GIVEN REQUEST:
Collect each line containing "faire".

ENTRIES:
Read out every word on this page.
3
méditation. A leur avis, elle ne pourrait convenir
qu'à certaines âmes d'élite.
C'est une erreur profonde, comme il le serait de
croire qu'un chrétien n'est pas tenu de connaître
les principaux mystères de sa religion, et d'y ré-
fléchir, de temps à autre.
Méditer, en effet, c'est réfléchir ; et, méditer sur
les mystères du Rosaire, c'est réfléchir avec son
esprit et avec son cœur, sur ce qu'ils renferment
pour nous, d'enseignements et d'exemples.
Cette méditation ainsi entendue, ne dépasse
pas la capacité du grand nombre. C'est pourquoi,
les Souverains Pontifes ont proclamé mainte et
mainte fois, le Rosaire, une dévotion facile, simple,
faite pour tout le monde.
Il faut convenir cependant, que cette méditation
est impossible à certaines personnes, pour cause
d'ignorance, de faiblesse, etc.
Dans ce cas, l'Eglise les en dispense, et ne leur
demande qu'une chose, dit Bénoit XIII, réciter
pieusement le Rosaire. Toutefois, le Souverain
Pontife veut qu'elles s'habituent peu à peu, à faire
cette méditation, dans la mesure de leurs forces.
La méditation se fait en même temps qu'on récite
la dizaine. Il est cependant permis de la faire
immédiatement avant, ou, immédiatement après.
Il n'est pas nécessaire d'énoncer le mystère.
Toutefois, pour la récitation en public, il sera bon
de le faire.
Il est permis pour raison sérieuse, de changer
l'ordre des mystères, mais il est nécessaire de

RESULT OF THIS EXERCISE:
Pontife veut qu'elles s'habituent peu à peu, à faire
la dizaine. Il est cependant permis de la faire
de le faire.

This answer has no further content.